**PROVIDED RECORDS:**
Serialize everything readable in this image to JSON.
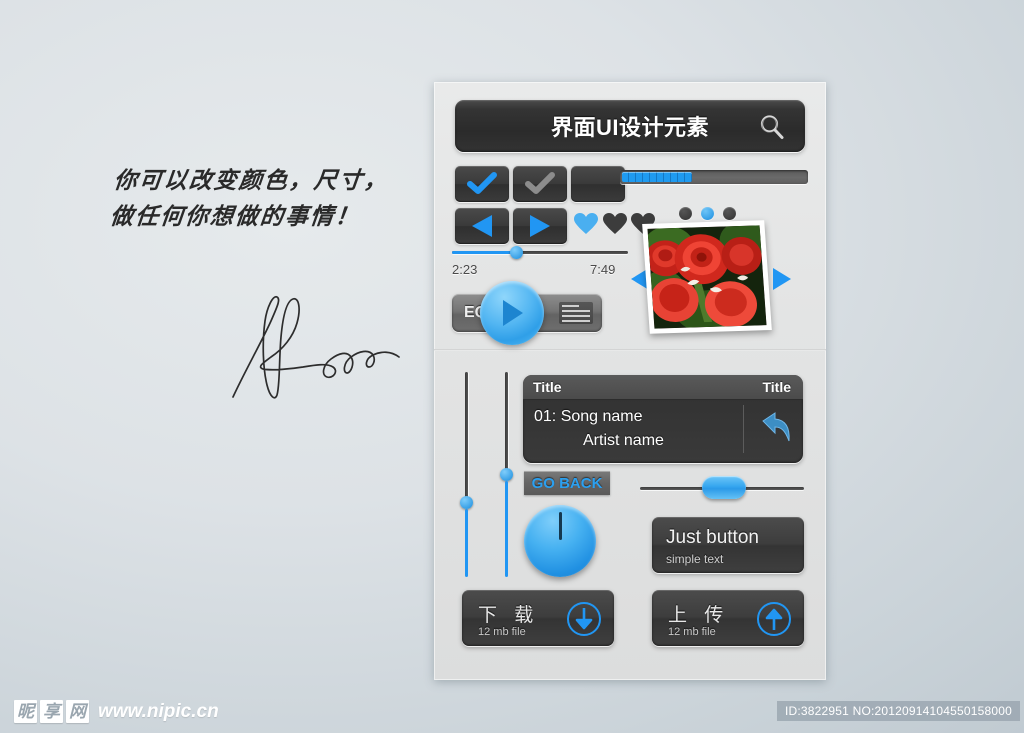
{
  "background": {
    "accent_blue": "#2196f3",
    "panel_bg": "#e3e4e4",
    "dark_ui": "#333333"
  },
  "annotation": {
    "handwriting": "你可以改变颜色，尺寸，\n做任何你想做的事情！",
    "signature_name": "Herben"
  },
  "panel": {
    "search": {
      "title": "界面UI设计元素",
      "placeholder": "界面UI设计元素",
      "icon": "search-icon"
    },
    "toggles": [
      {
        "name": "checkbox-checked-blue",
        "state": "checked",
        "color": "#2196f3"
      },
      {
        "name": "checkbox-checked-gray",
        "state": "checked",
        "color": "#8c8c8c"
      },
      {
        "name": "checkbox-empty",
        "state": "unchecked",
        "color": ""
      }
    ],
    "transport": [
      {
        "name": "previous-button",
        "icon": "triangle-left-icon"
      },
      {
        "name": "next-button",
        "icon": "triangle-right-icon"
      }
    ],
    "hearts": [
      {
        "name": "heart-filled-blue",
        "color": "#4aaff0"
      },
      {
        "name": "heart-filled-dark",
        "color": "#3c3c3c"
      },
      {
        "name": "heart-filled-dark-2",
        "color": "#3c3c3c"
      }
    ],
    "progress": {
      "value_percent": 38,
      "label": ""
    },
    "pager_dots": [
      {
        "name": "pager-dot-1",
        "active": false
      },
      {
        "name": "pager-dot-2",
        "active": true
      },
      {
        "name": "pager-dot-3",
        "active": false
      }
    ],
    "time_slider": {
      "position_percent": 38,
      "elapsed": "2:23",
      "total": "7:49"
    },
    "eq": {
      "label": "EQ",
      "playlist_icon": "playlist-icon",
      "play_icon": "play-icon"
    },
    "gallery": {
      "image_alt": "red-roses-photo",
      "prev_icon": "triangle-left-icon",
      "next_icon": "triangle-right-icon"
    }
  },
  "lower": {
    "vertical_sliders": [
      {
        "name": "vertical-slider-1",
        "value_percent": 38
      },
      {
        "name": "vertical-slider-2",
        "value_percent": 62
      }
    ],
    "song_box": {
      "header_left": "Title",
      "header_right": "Title",
      "track": "01: Song name",
      "artist": "Artist name",
      "back_icon": "reply-arrow-icon"
    },
    "go_back": {
      "label": "GO BACK"
    },
    "knob": {
      "name": "rotary-knob",
      "value_percent": 50
    },
    "pill_slider": {
      "value_percent": 51
    },
    "just_button": {
      "title": "Just button",
      "subtitle": "simple text"
    },
    "download": {
      "title": "下  载",
      "subtitle": "12 mb file",
      "icon": "arrow-down-circle-icon"
    },
    "upload": {
      "title": "上  传",
      "subtitle": "12 mb file",
      "icon": "arrow-up-circle-icon"
    }
  },
  "watermark": {
    "logo_chars": [
      "昵",
      "享",
      "网"
    ],
    "url": "www.nipic.cn",
    "id_line": "ID:3822951 NO:20120914104550158000"
  }
}
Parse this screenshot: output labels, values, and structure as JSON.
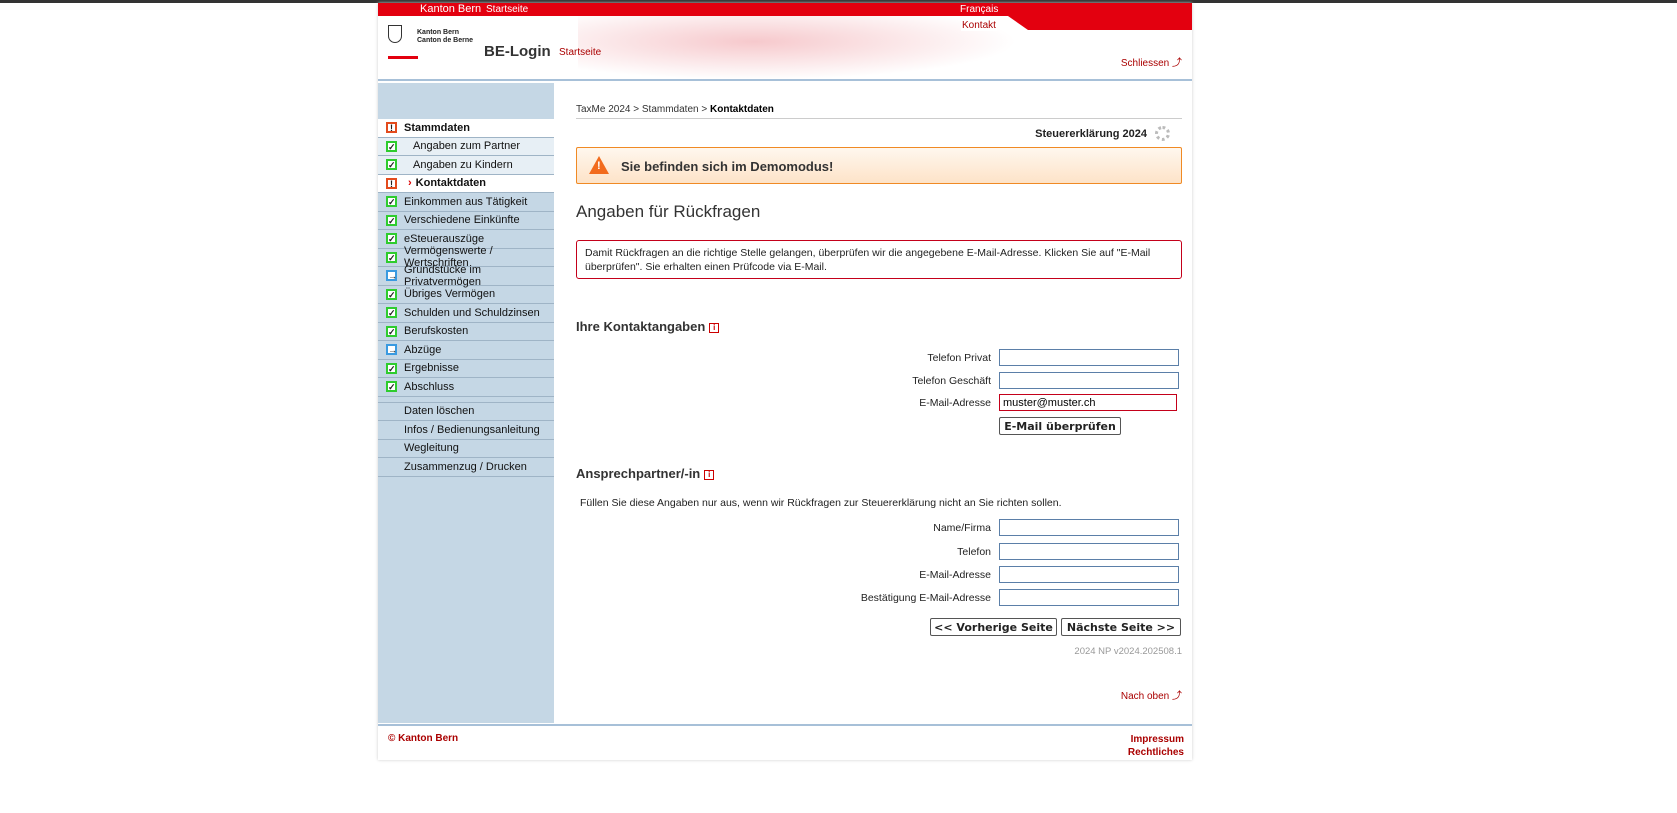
{
  "header": {
    "kanton": "Kanton Bern",
    "startseite": "Startseite",
    "language": "Français",
    "kontakt": "Kontakt",
    "logo_text_1": "Kanton Bern",
    "logo_text_2": "Canton de Berne",
    "app": "BE-Login",
    "app_start": "Startseite",
    "close": "Schliessen ⤴"
  },
  "sidebar": {
    "items": [
      {
        "label": "Stammdaten",
        "status": "warn"
      },
      {
        "label": "Angaben zum Partner",
        "status": "ok"
      },
      {
        "label": "Angaben zu Kindern",
        "status": "ok"
      },
      {
        "label": "Kontaktdaten",
        "status": "warn"
      },
      {
        "label": "Einkommen aus Tätigkeit",
        "status": "ok"
      },
      {
        "label": "Verschiedene Einkünfte",
        "status": "ok"
      },
      {
        "label": "eSteuerauszüge",
        "status": "ok"
      },
      {
        "label": "Vermögenswerte / Wertschriften",
        "status": "ok"
      },
      {
        "label": "Grundstücke im Privatvermögen",
        "status": "todo"
      },
      {
        "label": "Übriges Vermögen",
        "status": "ok"
      },
      {
        "label": "Schulden und Schuldzinsen",
        "status": "ok"
      },
      {
        "label": "Berufskosten",
        "status": "ok"
      },
      {
        "label": "Abzüge",
        "status": "todo"
      },
      {
        "label": "Ergebnisse",
        "status": "ok"
      },
      {
        "label": "Abschluss",
        "status": "ok"
      }
    ],
    "tools": [
      "Daten löschen",
      "Infos / Bedienungsanleitung",
      "Wegleitung",
      "Zusammenzug / Drucken"
    ]
  },
  "breadcrumb": {
    "a": "TaxMe 2024",
    "b": "Stammdaten",
    "c": "Kontaktdaten",
    "sep": " > "
  },
  "tax_year": "Steuererklärung 2024",
  "demo": "Sie befinden sich im Demomodus!",
  "title": "Angaben für Rückfragen",
  "alert": "Damit Rückfragen an die richtige Stelle gelangen, überprüfen wir die angegebene E-Mail-Adresse. Klicken Sie auf \"E-Mail überprüfen\". Sie erhalten einen Prüfcode via E-Mail.",
  "contact": {
    "heading": "Ihre Kontaktangaben",
    "phone_private": "Telefon Privat",
    "phone_private_value": "",
    "phone_business": "Telefon Geschäft",
    "phone_business_value": "",
    "email": "E-Mail-Adresse",
    "email_value": "muster@muster.ch",
    "verify": "E-Mail überprüfen"
  },
  "partner": {
    "heading": "Ansprechpartner/-in",
    "note": "Füllen Sie diese Angaben nur aus, wenn wir Rückfragen zur Steuererklärung nicht an Sie richten sollen.",
    "name": "Name/Firma",
    "phone": "Telefon",
    "email": "E-Mail-Adresse",
    "email_confirm": "Bestätigung E-Mail-Adresse"
  },
  "nav": {
    "prev": "<< Vorherige Seite",
    "next": "Nächste Seite >>"
  },
  "version": "2024 NP v2024.202508.1",
  "to_top": "Nach oben ⤴",
  "footer": {
    "copyright": "© Kanton Bern",
    "impressum": "Impressum",
    "legal": "Rechtliches"
  },
  "colors": {
    "brand_red": "#e3000f",
    "sidebar": "#c5d7e5",
    "demo_border": "#f08a24"
  }
}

**SET TASK:** Examine the records and pull out every line where the string "Startseite" occurs.

**CORRECT RESPONSE:**
    "startseite": "Startseite",
    "app_start": "Startseite",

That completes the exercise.